DOOR OPENS AS CLARA ENTERS

CLARA:

Jim darling!

JIM:

Oh, hello, Clara.

CLARA:

Jim dear, I have the most fabulously wonderful news for you! You won the charity raffle!

JIM:

I did? How much?

CLARA:

Oh, the prize wasn't money.

JIM:

(BEAT, DISAPPOINTED) Oh. ...

CLARA:

But, darling, it was something money can't even buy!

JIM:

Soap chips? ... [ALTERNATE LINE: Razor blades?]

CLARA:

No, no, silly. You won the privilege of adopting a refugee orphan.

JIM:

Oh, well-- I did? (DOUBLE TAKE) I mean I did?

CLARA:

Yes, the child's name is Marcelle Benda. Isn't it too utterly thrilling?!

JIM:

Oh, it's the utterliest thing I've ever heard of. ... But, look, I can't take an orphan.

CLARA:

Oh, it arrives today -- homeless and hungry. And if you don't take it, your social prestige may suffer.

JIM:

It will, huh? Well, where's the kid from?

CLARA:

France. You do speak French, don't you?

JIM:

Oh, not fluently. I - I know a couple of words.

CLARA:

Good. Well, let me know what you decide, dear boy. Bonjour.

JIM:

(CONFUSED) What is that? ...

CLARA:

I said, bonjour.

JIM:

Oh, French! French, yeah. Well, the two words I happen to know are "Oui, oui." They go together. ... Well, I'll see you later, huh?

SOUND:

DOOR CLOSES AS CLARA EXITS

JIM:

(MUSES, TO HIMSELF) Marcel, huh? Cute name for a kid. No home, hungry, nobody to love him. Gee, I could be both father and a mother to him. Then if he couldn't get along with his father, he could always come to the mother in me. ... It's a wonderful feeling at that.

MISS H:

(APPROACHES) Oh, Mr. Sloane, you can get a polo pony for three thousand dollars.

JIM:

(STILL MUSING TO HIMSELF) Poor little thing. I'll have him sleep in the same bed with me. ...

MISS H:

(PUZZLED) Sleep in the same bed with a--?

JIM:

(TO MISS H) He probably hasn't had anything to eat for days, you know.

→ DATA SUPPLIED
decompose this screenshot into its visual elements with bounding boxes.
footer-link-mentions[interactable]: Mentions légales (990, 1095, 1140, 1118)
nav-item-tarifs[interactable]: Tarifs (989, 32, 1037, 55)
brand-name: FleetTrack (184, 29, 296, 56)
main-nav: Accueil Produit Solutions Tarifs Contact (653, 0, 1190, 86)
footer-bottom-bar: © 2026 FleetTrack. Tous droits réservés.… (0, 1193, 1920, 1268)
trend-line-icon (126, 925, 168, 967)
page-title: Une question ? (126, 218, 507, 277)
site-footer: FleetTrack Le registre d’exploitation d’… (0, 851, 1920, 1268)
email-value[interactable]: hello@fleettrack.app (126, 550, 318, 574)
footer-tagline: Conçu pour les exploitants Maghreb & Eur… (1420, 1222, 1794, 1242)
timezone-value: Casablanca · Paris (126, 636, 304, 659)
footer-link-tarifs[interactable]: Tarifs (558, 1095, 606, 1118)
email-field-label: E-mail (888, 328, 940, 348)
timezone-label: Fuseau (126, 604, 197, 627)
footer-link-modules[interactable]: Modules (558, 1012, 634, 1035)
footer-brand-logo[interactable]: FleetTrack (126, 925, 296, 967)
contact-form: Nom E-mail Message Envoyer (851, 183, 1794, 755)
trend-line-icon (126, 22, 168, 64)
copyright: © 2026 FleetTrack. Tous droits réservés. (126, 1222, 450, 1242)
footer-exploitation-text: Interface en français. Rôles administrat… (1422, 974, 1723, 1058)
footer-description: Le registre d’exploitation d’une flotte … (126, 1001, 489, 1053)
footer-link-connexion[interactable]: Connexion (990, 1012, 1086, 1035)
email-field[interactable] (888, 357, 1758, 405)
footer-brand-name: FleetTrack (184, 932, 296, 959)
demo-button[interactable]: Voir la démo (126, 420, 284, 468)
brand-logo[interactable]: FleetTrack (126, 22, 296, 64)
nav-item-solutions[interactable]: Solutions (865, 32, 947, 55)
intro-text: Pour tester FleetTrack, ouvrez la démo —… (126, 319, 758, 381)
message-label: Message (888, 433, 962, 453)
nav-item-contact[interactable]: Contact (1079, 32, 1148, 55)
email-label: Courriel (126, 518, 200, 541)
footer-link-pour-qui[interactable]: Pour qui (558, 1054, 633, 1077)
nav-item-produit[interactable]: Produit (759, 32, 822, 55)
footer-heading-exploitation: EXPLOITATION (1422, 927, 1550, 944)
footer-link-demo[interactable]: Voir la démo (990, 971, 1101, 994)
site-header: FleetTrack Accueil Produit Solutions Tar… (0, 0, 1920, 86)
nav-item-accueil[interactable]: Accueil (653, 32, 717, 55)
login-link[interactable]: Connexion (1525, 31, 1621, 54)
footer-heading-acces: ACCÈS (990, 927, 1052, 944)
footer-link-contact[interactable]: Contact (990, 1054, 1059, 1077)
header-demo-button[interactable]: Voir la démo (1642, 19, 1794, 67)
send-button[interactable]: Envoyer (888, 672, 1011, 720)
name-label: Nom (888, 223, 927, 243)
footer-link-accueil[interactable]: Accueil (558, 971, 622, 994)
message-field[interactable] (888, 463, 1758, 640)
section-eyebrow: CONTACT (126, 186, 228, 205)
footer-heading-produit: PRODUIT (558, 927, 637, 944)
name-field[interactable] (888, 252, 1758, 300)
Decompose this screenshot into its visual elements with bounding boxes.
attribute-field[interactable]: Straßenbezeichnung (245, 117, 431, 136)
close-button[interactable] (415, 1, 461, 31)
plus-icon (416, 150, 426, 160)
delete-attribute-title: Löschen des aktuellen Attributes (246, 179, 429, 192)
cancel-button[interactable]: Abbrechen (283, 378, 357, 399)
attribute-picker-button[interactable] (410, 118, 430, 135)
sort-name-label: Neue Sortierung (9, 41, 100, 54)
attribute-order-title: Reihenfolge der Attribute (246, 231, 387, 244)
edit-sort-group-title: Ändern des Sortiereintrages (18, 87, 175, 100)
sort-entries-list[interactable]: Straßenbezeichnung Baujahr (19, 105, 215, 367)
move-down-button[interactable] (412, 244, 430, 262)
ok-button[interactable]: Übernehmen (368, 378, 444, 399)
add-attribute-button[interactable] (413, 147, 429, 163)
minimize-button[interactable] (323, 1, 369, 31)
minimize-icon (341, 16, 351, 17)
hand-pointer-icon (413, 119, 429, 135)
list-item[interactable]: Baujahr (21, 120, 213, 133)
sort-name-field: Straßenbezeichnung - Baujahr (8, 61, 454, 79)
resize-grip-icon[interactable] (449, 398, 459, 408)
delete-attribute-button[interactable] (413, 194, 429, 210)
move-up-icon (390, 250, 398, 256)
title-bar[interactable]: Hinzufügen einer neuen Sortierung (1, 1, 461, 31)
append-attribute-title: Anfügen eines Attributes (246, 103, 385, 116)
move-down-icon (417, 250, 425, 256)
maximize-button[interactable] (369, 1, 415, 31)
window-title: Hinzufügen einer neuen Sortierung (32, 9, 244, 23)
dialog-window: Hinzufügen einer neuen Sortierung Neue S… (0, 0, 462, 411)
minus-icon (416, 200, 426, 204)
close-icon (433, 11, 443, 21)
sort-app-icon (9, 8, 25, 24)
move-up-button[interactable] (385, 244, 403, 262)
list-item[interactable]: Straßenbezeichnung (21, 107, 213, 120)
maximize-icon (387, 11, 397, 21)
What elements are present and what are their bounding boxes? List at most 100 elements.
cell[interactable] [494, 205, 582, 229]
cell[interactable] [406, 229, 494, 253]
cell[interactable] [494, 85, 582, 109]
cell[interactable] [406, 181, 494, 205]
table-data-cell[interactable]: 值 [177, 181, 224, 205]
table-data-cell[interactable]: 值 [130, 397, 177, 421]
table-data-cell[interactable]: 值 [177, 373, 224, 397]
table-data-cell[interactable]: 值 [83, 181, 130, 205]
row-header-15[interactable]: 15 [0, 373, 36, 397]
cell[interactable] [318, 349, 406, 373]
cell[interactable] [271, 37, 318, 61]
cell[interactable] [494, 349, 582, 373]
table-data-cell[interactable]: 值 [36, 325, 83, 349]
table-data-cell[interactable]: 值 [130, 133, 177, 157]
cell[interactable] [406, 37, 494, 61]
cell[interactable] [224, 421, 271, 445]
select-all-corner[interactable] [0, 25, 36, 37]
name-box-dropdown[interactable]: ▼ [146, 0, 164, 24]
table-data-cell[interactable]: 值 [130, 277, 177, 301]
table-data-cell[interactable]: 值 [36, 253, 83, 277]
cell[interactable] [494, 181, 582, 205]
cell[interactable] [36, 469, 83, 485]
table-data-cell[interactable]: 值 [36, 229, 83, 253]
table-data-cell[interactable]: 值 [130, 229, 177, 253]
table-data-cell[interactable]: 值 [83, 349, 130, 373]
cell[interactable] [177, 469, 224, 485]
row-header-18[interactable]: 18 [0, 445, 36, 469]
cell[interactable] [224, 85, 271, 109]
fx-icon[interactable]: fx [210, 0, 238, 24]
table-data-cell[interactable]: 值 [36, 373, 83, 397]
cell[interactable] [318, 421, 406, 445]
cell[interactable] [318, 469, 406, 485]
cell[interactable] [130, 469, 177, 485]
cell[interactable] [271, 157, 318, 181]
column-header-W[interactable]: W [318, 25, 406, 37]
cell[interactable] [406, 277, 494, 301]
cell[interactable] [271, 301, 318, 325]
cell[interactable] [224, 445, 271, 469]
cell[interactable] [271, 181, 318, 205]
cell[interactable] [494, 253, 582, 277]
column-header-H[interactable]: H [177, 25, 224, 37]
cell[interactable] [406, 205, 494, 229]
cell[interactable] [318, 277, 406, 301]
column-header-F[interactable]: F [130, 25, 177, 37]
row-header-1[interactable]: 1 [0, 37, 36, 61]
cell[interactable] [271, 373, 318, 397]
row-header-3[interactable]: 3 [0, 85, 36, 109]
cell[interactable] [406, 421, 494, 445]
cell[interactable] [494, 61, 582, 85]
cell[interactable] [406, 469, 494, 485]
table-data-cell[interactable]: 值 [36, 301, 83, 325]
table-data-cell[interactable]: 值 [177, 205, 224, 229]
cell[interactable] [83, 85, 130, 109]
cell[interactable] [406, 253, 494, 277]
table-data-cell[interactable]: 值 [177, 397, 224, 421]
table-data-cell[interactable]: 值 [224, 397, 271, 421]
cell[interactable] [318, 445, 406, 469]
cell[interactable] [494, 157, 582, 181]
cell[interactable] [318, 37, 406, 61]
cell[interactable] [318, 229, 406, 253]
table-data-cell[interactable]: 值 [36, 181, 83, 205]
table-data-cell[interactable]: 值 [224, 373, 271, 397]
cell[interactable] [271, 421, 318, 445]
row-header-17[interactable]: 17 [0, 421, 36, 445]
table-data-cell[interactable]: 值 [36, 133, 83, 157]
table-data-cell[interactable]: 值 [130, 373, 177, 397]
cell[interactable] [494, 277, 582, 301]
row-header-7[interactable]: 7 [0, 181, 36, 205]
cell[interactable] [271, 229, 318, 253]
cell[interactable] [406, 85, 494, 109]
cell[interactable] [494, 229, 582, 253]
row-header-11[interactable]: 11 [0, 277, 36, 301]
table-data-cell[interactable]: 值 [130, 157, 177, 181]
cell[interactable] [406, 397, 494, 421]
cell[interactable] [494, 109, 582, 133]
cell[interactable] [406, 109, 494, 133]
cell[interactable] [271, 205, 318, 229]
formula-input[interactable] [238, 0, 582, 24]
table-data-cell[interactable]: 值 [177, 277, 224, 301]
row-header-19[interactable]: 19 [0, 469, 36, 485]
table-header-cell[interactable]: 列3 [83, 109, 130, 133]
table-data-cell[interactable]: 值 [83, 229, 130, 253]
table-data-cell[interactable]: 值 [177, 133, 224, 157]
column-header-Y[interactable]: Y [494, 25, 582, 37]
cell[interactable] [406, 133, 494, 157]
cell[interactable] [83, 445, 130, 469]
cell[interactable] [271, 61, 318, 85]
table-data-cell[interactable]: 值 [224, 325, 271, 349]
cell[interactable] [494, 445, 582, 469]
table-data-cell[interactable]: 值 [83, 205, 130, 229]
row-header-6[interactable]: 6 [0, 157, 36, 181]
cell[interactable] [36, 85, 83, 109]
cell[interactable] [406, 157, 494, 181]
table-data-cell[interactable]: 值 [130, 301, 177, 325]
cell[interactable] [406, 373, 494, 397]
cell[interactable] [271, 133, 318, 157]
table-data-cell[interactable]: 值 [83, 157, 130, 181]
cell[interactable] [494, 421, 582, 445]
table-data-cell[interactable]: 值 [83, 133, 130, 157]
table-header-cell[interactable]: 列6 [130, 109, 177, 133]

→ REQUESTS
1. List every stage direction given in parentheses in the charity raffle scene.
2. Please echo the charity raffle scene between "DOOR CLOSES AS" and "three thousand dollars.", inclusive.
None of the data is used for anything here.

→ ANSWERS PER TASK
1.
BEAT, DISAPPOINTED
DOUBLE TAKE
CONFUSED
MUSES, TO HIMSELF
APPROACHES
STILL MUSING TO HIMSELF
PUZZLED
TO MISS H

2.
DOOR CLOSES AS CLARA EXITS

JIM:

(MUSES, TO HIMSELF) Marcel, huh? Cute name for a kid. No home, hungry, nobody to love him. Gee, I could be both father and a mother to him. Then if he couldn't get along with his father, he could always come to the mother in me. ... It's a wonderful feeling at that.

MISS H:

(APPROACHES) Oh, Mr. Sloane, you can get a polo pony for three thousand dollars.